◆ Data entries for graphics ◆
·····
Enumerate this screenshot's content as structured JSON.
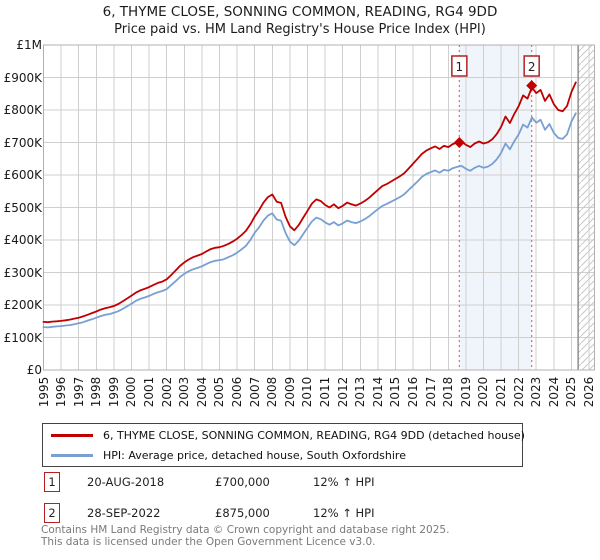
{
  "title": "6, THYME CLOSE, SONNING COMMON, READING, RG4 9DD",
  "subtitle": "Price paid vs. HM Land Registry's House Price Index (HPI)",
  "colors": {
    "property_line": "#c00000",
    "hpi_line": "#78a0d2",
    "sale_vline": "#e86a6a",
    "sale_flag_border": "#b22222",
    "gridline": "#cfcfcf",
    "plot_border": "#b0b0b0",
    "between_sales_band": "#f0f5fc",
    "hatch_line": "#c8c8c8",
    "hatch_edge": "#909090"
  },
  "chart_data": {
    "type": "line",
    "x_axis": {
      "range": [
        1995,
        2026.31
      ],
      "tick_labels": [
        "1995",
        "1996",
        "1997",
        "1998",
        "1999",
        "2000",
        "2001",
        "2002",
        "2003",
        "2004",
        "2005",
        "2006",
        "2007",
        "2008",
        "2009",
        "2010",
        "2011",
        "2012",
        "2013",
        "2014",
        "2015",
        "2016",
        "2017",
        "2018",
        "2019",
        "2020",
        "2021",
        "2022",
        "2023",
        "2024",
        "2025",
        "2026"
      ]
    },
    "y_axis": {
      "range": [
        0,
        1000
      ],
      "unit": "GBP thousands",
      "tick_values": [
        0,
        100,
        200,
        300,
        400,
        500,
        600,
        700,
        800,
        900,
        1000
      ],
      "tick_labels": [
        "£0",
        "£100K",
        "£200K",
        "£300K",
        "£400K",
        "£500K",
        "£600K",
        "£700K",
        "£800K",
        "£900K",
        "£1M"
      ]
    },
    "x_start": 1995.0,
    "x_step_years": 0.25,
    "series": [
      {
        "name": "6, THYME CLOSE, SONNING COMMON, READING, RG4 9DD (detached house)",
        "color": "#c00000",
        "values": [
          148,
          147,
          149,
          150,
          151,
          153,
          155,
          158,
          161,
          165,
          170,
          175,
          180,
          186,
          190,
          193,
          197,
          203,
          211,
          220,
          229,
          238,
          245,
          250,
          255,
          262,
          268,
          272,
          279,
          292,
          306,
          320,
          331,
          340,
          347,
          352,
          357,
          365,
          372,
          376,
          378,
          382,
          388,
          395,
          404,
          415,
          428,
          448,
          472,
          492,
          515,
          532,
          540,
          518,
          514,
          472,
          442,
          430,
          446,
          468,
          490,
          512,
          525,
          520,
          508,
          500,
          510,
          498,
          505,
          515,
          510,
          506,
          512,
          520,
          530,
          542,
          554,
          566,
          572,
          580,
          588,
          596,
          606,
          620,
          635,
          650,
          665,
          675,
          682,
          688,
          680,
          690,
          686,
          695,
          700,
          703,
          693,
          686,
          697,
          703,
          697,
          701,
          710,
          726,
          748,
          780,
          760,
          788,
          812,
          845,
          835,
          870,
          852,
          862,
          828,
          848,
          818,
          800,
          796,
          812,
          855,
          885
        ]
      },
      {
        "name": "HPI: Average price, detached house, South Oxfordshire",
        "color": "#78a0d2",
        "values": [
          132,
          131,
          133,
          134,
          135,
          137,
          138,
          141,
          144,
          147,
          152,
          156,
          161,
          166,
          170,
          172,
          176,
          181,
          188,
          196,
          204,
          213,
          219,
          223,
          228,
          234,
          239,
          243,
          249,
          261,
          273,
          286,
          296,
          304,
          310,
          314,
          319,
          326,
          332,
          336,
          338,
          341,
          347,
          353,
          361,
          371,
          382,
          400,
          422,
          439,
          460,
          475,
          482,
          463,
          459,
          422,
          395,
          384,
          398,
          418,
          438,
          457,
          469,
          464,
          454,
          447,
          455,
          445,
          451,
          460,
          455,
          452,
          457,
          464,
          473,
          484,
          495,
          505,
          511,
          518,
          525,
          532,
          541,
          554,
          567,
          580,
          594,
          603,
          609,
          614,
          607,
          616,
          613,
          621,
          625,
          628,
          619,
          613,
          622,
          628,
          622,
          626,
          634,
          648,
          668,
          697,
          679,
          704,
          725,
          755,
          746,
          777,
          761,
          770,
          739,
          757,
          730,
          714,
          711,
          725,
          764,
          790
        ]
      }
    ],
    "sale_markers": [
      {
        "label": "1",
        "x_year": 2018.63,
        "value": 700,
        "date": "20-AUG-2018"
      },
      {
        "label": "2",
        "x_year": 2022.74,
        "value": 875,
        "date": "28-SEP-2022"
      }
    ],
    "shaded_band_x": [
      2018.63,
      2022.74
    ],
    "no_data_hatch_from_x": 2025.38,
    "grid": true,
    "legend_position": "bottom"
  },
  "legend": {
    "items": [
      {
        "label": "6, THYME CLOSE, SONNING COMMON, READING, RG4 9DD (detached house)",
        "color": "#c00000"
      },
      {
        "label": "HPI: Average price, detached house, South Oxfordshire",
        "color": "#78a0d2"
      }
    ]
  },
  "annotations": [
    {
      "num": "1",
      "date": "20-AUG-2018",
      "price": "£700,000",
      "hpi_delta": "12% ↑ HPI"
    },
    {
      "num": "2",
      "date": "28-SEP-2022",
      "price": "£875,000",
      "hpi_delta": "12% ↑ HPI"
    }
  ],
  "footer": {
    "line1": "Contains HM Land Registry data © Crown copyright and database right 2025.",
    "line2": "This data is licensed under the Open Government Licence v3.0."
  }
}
·····
◆ WHAT TO PRODUCE ◆
Your copy should repeat each entry above exactly but contain no pictures.

◆ WRITTEN ANSWER ◆
Enumerate this screenshot's content as structured JSON.
{
  "title": "6, THYME CLOSE, SONNING COMMON, READING, RG4 9DD",
  "subtitle": "Price paid vs. HM Land Registry's House Price Index (HPI)",
  "colors": {
    "property_line": "#c00000",
    "hpi_line": "#78a0d2",
    "sale_vline": "#e86a6a",
    "sale_flag_border": "#b22222",
    "gridline": "#cfcfcf",
    "plot_border": "#b0b0b0",
    "between_sales_band": "#f0f5fc",
    "hatch_line": "#c8c8c8",
    "hatch_edge": "#909090"
  },
  "chart_data": {
    "type": "line",
    "x_axis": {
      "range": [
        1995,
        2026.31
      ],
      "tick_labels": [
        "1995",
        "1996",
        "1997",
        "1998",
        "1999",
        "2000",
        "2001",
        "2002",
        "2003",
        "2004",
        "2005",
        "2006",
        "2007",
        "2008",
        "2009",
        "2010",
        "2011",
        "2012",
        "2013",
        "2014",
        "2015",
        "2016",
        "2017",
        "2018",
        "2019",
        "2020",
        "2021",
        "2022",
        "2023",
        "2024",
        "2025",
        "2026"
      ]
    },
    "y_axis": {
      "range": [
        0,
        1000
      ],
      "unit": "GBP thousands",
      "tick_values": [
        0,
        100,
        200,
        300,
        400,
        500,
        600,
        700,
        800,
        900,
        1000
      ],
      "tick_labels": [
        "£0",
        "£100K",
        "£200K",
        "£300K",
        "£400K",
        "£500K",
        "£600K",
        "£700K",
        "£800K",
        "£900K",
        "£1M"
      ]
    },
    "x_start": 1995.0,
    "x_step_years": 0.25,
    "series": [
      {
        "name": "6, THYME CLOSE, SONNING COMMON, READING, RG4 9DD (detached house)",
        "color": "#c00000",
        "values": [
          148,
          147,
          149,
          150,
          151,
          153,
          155,
          158,
          161,
          165,
          170,
          175,
          180,
          186,
          190,
          193,
          197,
          203,
          211,
          220,
          229,
          238,
          245,
          250,
          255,
          262,
          268,
          272,
          279,
          292,
          306,
          320,
          331,
          340,
          347,
          352,
          357,
          365,
          372,
          376,
          378,
          382,
          388,
          395,
          404,
          415,
          428,
          448,
          472,
          492,
          515,
          532,
          540,
          518,
          514,
          472,
          442,
          430,
          446,
          468,
          490,
          512,
          525,
          520,
          508,
          500,
          510,
          498,
          505,
          515,
          510,
          506,
          512,
          520,
          530,
          542,
          554,
          566,
          572,
          580,
          588,
          596,
          606,
          620,
          635,
          650,
          665,
          675,
          682,
          688,
          680,
          690,
          686,
          695,
          700,
          703,
          693,
          686,
          697,
          703,
          697,
          701,
          710,
          726,
          748,
          780,
          760,
          788,
          812,
          845,
          835,
          870,
          852,
          862,
          828,
          848,
          818,
          800,
          796,
          812,
          855,
          885
        ]
      },
      {
        "name": "HPI: Average price, detached house, South Oxfordshire",
        "color": "#78a0d2",
        "values": [
          132,
          131,
          133,
          134,
          135,
          137,
          138,
          141,
          144,
          147,
          152,
          156,
          161,
          166,
          170,
          172,
          176,
          181,
          188,
          196,
          204,
          213,
          219,
          223,
          228,
          234,
          239,
          243,
          249,
          261,
          273,
          286,
          296,
          304,
          310,
          314,
          319,
          326,
          332,
          336,
          338,
          341,
          347,
          353,
          361,
          371,
          382,
          400,
          422,
          439,
          460,
          475,
          482,
          463,
          459,
          422,
          395,
          384,
          398,
          418,
          438,
          457,
          469,
          464,
          454,
          447,
          455,
          445,
          451,
          460,
          455,
          452,
          457,
          464,
          473,
          484,
          495,
          505,
          511,
          518,
          525,
          532,
          541,
          554,
          567,
          580,
          594,
          603,
          609,
          614,
          607,
          616,
          613,
          621,
          625,
          628,
          619,
          613,
          622,
          628,
          622,
          626,
          634,
          648,
          668,
          697,
          679,
          704,
          725,
          755,
          746,
          777,
          761,
          770,
          739,
          757,
          730,
          714,
          711,
          725,
          764,
          790
        ]
      }
    ],
    "sale_markers": [
      {
        "label": "1",
        "x_year": 2018.63,
        "value": 700,
        "date": "20-AUG-2018"
      },
      {
        "label": "2",
        "x_year": 2022.74,
        "value": 875,
        "date": "28-SEP-2022"
      }
    ],
    "shaded_band_x": [
      2018.63,
      2022.74
    ],
    "no_data_hatch_from_x": 2025.38,
    "grid": true,
    "legend_position": "bottom"
  },
  "legend": {
    "items": [
      {
        "label": "6, THYME CLOSE, SONNING COMMON, READING, RG4 9DD (detached house)",
        "color": "#c00000"
      },
      {
        "label": "HPI: Average price, detached house, South Oxfordshire",
        "color": "#78a0d2"
      }
    ]
  },
  "annotations": [
    {
      "num": "1",
      "date": "20-AUG-2018",
      "price": "£700,000",
      "hpi_delta": "12% ↑ HPI"
    },
    {
      "num": "2",
      "date": "28-SEP-2022",
      "price": "£875,000",
      "hpi_delta": "12% ↑ HPI"
    }
  ],
  "footer": {
    "line1": "Contains HM Land Registry data © Crown copyright and database right 2025.",
    "line2": "This data is licensed under the Open Government Licence v3.0."
  }
}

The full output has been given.